- Task directions
Copy out only the span from the line with "Read this page and output its text content." to the end of the data, both ends kept, word for word.

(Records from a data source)
————

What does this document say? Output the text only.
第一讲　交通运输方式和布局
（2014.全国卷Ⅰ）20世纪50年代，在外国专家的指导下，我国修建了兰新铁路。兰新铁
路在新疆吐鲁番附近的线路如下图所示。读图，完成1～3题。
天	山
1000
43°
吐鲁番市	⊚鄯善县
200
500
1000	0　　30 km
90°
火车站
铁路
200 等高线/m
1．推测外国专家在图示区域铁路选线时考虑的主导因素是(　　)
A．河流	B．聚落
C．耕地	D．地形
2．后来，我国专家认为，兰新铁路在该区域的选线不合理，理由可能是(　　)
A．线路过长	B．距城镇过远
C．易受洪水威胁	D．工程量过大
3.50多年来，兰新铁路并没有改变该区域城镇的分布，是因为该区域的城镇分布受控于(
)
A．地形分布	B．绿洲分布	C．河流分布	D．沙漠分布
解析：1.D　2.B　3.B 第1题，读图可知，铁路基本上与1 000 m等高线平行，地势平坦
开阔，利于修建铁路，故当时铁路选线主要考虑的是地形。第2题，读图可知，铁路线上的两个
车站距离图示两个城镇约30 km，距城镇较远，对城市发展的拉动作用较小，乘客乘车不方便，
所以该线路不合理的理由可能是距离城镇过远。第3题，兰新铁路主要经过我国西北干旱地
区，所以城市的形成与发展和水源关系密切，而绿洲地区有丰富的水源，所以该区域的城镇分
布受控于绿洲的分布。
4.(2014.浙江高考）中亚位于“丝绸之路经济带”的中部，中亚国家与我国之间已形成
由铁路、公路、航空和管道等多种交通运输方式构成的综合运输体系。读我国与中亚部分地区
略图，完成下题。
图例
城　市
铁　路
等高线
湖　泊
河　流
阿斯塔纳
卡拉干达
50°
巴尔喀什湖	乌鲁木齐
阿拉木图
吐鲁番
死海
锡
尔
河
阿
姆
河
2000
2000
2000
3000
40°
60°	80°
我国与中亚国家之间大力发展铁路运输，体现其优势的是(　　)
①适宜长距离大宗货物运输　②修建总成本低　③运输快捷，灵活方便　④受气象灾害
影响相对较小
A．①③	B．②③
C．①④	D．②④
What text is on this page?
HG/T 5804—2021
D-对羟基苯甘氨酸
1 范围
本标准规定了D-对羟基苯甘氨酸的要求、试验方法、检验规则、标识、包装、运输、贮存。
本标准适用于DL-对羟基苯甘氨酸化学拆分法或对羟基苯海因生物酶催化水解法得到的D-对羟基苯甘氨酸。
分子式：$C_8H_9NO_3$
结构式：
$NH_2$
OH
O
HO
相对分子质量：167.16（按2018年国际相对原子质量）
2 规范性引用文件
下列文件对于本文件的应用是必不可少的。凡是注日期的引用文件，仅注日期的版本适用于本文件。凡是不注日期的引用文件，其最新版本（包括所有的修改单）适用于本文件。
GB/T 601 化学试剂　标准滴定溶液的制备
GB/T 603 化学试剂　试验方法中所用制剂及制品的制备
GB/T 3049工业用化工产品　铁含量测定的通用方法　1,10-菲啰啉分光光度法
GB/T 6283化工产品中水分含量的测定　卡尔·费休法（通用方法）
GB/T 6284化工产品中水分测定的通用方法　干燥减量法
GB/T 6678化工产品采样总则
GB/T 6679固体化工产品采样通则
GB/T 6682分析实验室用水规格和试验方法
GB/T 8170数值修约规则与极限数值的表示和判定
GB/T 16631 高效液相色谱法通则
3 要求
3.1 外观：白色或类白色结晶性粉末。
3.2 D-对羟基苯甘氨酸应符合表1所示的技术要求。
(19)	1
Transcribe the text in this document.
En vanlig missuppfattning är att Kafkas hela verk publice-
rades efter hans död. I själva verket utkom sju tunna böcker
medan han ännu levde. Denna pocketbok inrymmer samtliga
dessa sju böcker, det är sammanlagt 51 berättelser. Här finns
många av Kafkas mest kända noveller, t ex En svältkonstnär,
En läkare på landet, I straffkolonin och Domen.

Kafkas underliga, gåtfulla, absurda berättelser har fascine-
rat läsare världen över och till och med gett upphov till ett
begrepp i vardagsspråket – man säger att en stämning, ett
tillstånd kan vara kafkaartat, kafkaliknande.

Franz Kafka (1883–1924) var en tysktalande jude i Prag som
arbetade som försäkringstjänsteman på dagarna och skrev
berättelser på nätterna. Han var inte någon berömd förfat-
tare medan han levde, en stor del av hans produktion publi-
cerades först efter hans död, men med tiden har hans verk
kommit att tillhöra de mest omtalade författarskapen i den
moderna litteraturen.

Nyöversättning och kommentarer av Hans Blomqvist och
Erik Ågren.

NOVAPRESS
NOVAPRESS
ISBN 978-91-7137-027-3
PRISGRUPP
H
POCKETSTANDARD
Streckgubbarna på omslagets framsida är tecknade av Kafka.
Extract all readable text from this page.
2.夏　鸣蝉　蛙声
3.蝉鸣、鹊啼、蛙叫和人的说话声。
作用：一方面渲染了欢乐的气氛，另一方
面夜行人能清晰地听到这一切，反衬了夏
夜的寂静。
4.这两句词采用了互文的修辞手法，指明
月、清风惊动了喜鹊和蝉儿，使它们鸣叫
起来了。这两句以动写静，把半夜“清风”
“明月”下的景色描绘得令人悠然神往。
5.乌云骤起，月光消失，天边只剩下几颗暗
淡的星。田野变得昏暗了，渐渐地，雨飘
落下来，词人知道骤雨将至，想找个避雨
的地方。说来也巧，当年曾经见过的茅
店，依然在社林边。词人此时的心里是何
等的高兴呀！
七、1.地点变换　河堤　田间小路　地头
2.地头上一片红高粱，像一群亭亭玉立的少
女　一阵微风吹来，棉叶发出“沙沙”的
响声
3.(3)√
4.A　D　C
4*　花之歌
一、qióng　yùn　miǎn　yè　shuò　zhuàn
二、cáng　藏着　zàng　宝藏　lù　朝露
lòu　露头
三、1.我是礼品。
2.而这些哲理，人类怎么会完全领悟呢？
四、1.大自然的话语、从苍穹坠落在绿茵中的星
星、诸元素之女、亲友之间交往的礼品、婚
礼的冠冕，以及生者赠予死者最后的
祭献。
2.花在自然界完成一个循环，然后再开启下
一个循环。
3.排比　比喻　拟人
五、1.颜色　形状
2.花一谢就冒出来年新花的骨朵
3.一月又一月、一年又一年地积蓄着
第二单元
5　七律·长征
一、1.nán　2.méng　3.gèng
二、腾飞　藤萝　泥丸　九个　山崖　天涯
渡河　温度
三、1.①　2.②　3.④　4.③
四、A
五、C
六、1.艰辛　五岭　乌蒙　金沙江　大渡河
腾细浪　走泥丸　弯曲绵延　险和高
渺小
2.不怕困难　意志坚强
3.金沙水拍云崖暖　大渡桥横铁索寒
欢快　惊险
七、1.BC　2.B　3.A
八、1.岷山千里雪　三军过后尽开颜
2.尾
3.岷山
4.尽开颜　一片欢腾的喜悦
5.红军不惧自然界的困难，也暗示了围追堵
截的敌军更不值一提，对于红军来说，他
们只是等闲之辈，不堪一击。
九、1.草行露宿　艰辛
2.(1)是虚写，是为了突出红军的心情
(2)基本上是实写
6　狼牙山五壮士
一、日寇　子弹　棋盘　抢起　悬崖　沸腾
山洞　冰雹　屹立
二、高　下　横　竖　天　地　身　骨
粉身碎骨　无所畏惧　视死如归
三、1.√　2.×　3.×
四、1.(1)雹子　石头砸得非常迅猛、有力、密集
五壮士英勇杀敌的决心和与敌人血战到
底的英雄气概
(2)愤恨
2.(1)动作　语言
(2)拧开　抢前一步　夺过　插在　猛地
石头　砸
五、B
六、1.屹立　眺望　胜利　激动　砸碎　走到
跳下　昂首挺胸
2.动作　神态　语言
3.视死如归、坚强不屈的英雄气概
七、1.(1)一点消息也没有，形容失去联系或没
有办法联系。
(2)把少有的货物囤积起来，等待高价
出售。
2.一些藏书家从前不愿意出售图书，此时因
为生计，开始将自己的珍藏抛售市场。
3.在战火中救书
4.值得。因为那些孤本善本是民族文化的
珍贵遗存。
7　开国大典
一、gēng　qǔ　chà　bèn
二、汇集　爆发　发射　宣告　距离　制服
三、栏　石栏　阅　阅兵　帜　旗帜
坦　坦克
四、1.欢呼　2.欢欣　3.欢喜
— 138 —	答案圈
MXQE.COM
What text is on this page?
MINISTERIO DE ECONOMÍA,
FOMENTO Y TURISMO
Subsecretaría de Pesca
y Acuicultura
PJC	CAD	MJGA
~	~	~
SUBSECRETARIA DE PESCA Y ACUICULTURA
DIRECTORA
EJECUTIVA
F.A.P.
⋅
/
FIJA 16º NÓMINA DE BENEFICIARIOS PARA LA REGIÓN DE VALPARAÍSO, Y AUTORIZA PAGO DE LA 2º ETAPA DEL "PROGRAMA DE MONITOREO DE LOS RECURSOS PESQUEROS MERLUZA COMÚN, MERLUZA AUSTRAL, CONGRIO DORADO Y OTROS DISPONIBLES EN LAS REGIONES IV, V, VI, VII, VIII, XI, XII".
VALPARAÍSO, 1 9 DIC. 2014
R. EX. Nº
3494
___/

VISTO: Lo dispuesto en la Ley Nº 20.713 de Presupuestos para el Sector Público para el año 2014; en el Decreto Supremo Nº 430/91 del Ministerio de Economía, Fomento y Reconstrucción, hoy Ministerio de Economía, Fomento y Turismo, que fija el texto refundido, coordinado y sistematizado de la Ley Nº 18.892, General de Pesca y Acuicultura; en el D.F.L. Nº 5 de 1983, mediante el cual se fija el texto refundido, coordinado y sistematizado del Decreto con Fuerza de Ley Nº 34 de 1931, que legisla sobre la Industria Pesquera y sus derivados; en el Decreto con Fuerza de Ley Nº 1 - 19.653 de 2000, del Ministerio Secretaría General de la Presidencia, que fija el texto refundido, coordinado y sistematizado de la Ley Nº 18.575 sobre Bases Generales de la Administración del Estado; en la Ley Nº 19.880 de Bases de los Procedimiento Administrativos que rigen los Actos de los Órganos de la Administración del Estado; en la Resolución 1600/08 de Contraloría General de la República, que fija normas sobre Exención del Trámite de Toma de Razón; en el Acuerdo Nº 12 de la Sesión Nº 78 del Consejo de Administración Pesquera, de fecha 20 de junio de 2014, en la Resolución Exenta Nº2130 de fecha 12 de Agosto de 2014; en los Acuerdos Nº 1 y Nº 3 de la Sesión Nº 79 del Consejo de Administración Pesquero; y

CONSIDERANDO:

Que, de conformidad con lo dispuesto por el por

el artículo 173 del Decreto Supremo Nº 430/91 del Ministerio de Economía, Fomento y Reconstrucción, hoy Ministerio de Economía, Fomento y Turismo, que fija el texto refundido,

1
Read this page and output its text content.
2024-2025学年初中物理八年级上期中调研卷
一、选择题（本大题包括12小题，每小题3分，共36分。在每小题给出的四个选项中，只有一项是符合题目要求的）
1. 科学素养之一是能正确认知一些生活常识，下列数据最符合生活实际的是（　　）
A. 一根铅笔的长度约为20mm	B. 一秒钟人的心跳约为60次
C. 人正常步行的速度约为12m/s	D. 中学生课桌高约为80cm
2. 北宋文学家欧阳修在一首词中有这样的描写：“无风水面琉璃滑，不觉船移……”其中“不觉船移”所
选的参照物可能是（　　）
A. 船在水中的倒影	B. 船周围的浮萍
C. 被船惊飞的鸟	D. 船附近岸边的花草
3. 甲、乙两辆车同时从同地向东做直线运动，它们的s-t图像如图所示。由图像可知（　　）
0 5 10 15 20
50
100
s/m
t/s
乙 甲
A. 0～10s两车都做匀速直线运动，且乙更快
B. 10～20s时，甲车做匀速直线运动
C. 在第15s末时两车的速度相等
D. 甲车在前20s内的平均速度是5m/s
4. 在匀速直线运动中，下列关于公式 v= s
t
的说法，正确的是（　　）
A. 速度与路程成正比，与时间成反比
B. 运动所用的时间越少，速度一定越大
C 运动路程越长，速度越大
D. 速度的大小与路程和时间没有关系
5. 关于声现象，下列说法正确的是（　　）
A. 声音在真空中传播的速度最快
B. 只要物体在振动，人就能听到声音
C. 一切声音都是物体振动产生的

————

- Complete response
Read this page and output its text content.
2024-2025学年初中物理八年级上期中调研卷
一、选择题（本大题包括12小题，每小题3分，共36分。在每小题给出的四个选项中，只有一项是符合题目要求的）
1. 科学素养之一是能正确认知一些生活常识，下列数据最符合生活实际的是（　　）
A. 一根铅笔的长度约为20mm	B. 一秒钟人的心跳约为60次
C. 人正常步行的速度约为12m/s	D. 中学生课桌高约为80cm
2. 北宋文学家欧阳修在一首词中有这样的描写：“无风水面琉璃滑，不觉船移……”其中“不觉船移”所
选的参照物可能是（　　）
A. 船在水中的倒影	B. 船周围的浮萍
C. 被船惊飞的鸟	D. 船附近岸边的花草
3. 甲、乙两辆车同时从同地向东做直线运动，它们的s-t图像如图所示。由图像可知（　　）
0 5 10 15 20
50
100
s/m
t/s
乙 甲
A. 0～10s两车都做匀速直线运动，且乙更快
B. 10～20s时，甲车做匀速直线运动
C. 在第15s末时两车的速度相等
D. 甲车在前20s内的平均速度是5m/s
4. 在匀速直线运动中，下列关于公式 v= s
t
的说法，正确的是（　　）
A. 速度与路程成正比，与时间成反比
B. 运动所用的时间越少，速度一定越大
C 运动路程越长，速度越大
D. 速度的大小与路程和时间没有关系
5. 关于声现象，下列说法正确的是（　　）
A. 声音在真空中传播的速度最快
B. 只要物体在振动，人就能听到声音
C. 一切声音都是物体振动产生的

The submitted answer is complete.